• **Aim of the task**: Filter the entries below, keeping every line that has the word "在乙图中".

━━ Record list

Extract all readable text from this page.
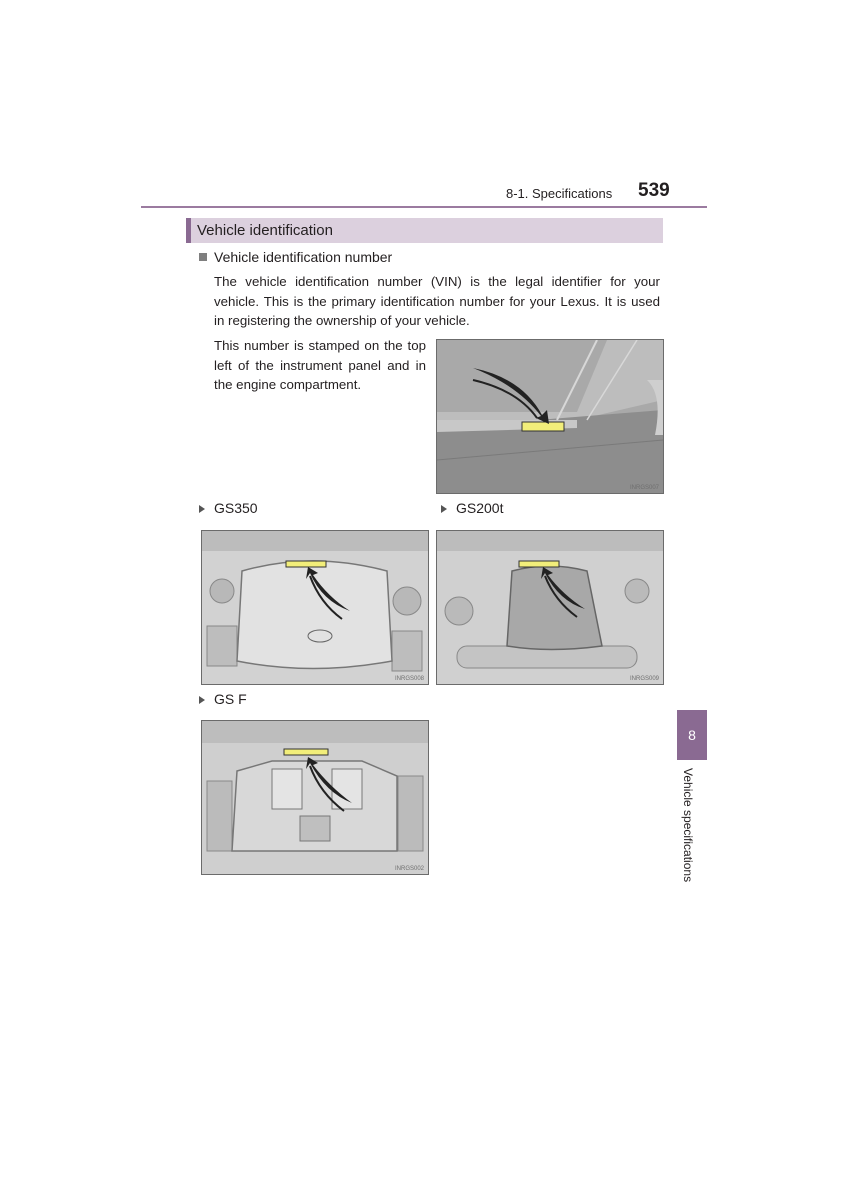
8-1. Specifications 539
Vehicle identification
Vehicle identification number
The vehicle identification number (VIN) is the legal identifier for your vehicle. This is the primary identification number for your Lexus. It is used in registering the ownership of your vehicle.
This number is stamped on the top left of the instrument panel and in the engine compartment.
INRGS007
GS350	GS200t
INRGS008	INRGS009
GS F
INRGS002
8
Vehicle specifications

━━━━
━━ Record list

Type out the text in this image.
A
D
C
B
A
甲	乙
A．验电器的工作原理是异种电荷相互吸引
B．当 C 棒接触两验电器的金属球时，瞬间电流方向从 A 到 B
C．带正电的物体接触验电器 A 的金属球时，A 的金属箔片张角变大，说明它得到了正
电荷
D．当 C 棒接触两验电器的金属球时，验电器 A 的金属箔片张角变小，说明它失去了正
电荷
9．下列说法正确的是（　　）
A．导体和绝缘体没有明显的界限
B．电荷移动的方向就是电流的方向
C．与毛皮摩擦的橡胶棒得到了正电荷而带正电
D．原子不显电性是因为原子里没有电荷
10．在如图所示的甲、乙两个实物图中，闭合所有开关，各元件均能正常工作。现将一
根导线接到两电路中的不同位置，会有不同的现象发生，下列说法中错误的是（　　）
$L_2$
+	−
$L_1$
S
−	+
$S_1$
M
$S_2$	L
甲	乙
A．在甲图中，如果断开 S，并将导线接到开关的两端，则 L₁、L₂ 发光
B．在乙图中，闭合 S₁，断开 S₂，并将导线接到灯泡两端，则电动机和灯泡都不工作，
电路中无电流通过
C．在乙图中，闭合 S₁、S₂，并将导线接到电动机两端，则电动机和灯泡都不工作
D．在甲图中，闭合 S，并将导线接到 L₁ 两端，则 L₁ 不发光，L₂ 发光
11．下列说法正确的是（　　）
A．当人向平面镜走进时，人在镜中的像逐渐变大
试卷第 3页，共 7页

━━━━
━━ Record list

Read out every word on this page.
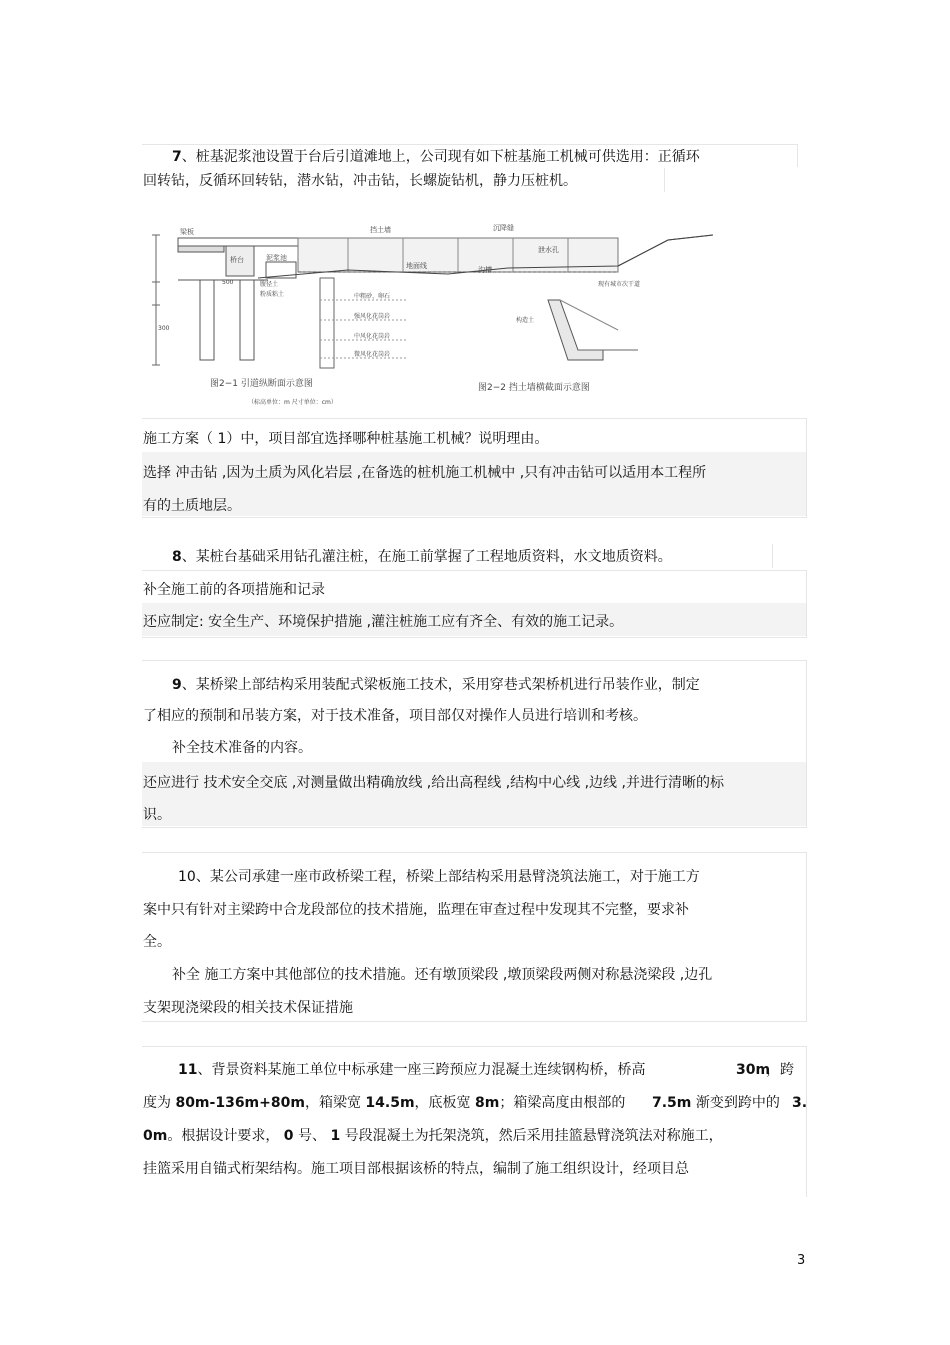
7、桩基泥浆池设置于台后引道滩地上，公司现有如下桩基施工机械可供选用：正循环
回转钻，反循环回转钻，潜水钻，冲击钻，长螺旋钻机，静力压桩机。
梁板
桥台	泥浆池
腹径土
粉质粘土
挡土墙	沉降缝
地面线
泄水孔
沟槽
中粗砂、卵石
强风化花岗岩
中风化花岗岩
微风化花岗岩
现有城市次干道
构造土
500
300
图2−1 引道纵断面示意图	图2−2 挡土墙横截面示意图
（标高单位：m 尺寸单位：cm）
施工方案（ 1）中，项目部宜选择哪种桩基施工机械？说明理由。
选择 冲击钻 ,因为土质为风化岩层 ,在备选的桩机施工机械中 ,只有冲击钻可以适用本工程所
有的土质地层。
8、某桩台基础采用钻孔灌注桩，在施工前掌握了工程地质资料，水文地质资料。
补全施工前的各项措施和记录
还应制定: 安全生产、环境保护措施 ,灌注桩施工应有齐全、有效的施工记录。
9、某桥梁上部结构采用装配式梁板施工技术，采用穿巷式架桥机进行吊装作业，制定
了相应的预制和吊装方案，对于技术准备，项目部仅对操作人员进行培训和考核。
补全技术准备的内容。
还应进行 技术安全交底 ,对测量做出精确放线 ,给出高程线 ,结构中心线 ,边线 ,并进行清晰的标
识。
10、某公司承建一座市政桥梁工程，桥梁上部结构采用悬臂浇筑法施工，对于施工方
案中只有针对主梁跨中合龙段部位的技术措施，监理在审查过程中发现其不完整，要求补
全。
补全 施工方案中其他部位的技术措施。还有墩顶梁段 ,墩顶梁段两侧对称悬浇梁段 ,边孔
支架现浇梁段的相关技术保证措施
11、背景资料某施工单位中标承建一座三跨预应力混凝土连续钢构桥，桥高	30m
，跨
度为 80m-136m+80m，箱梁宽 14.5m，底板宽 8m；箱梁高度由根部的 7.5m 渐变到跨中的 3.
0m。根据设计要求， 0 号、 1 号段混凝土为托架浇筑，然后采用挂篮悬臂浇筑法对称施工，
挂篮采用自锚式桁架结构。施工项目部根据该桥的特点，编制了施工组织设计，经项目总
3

━━━━

• **Response to this exercise**:
B．在乙图中，闭合 S₁，断开 S₂，并将导线接到灯泡两端，则电动机和灯泡都不工作，
C．在乙图中，闭合 S₁、S₂，并将导线接到电动机两端，则电动机和灯泡都不工作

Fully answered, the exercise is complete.